═══ RECORDS PROVIDED ═══

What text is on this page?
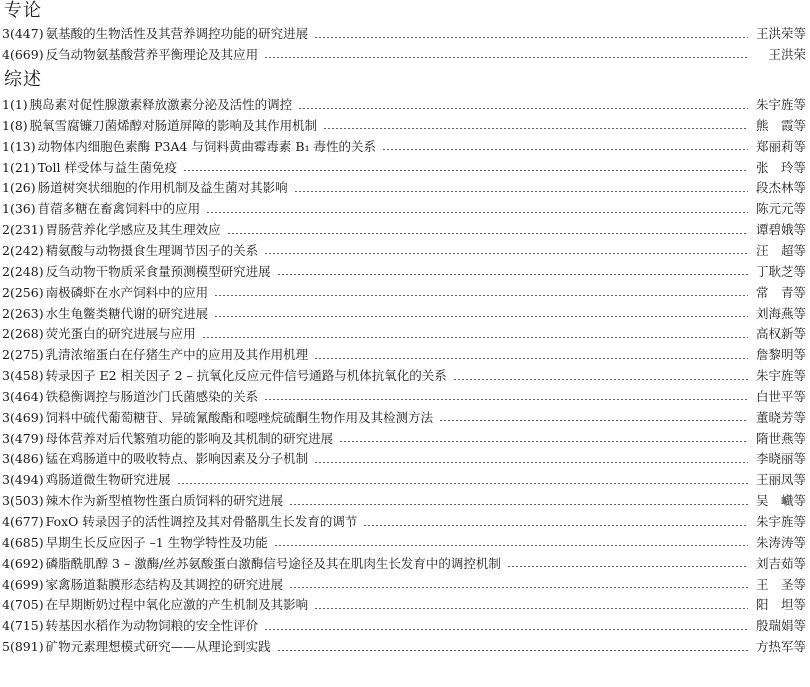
专论
3(447) 氨基酸的生物活性及其营养调控功能的研究进展	王洪荣等
4(669) 反刍动物氨基酸营养平衡理论及其应用	王洪荣
综述
1(1) 胰岛素对促性腺激素释放激素分泌及活性的调控	朱宇旌等
1(8) 脱氧雪腐镰刀菌烯醇对肠道屏障的影响及其作用机制	熊　霞等
1(13) 动物体内细胞色素酶 P3A4 与饲料黄曲霉毒素 B₁ 毒性的关系	郑丽莉等
1(21) Toll 样受体与益生菌免疫	张　玲等
1(26) 肠道树突状细胞的作用机制及益生菌对其影响	段杰林等
1(36) 苜蓿多糖在畜禽饲料中的应用	陈元元等
2(231) 胃肠营养化学感应及其生理效应	谭碧娥等
2(242) 精氨酸与动物摄食生理调节因子的关系	汪　超等
2(248) 反刍动物干物质采食量预测模型研究进展	丁耿芝等
2(256) 南极磷虾在水产饲料中的应用	常　青等
2(263) 水生龟鳖类糖代谢的研究进展	刘海燕等
2(268) 荧光蛋白的研究进展与应用	高权新等
2(275) 乳清浓缩蛋白在仔猪生产中的应用及其作用机理	詹黎明等
3(458) 转录因子 E2 相关因子 2 – 抗氧化反应元件信号通路与机体抗氧化的关系	朱宇旌等
3(464) 铁稳衡调控与肠道沙门氏菌感染的关系	白世平等
3(469) 饲料中硫代葡萄糖苷、异硫氰酸酯和噁唑烷硫酮生物作用及其检测方法	董晓芳等
3(479) 母体营养对后代繁殖功能的影响及其机制的研究进展	隋世燕等
3(486) 锰在鸡肠道中的吸收特点、影响因素及分子机制	李晓丽等
3(494) 鸡肠道微生物研究进展	王丽凤等
3(503) 辣木作为新型植物性蛋白质饲料的研究进展	吴　巇等
4(677) FoxO 转录因子的活性调控及其对骨骼肌生长发育的调节	朱宇旌等
4(685) 早期生长反应因子 –1 生物学特性及功能	朱涛涛等
4(692) 磷脂酰肌醇 3 – 激酶/丝苏氨酸蛋白激酶信号途径及其在肌肉生长发育中的调控机制	刘吉茹等
4(699) 家禽肠道黏膜形态结构及其调控的研究进展	王　圣等
4(705) 在早期断奶过程中氧化应激的产生机制及其影响	阳　坦等
4(715) 转基因水稻作为动物饲粮的安全性评价	殷瑞娟等
5(891) 矿物元素理想模式研究——从理论到实践	方热军等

═══

SET TASK —
Answer with a single number: the count of lines holding the word "朱宇旌等".

RESULT —
3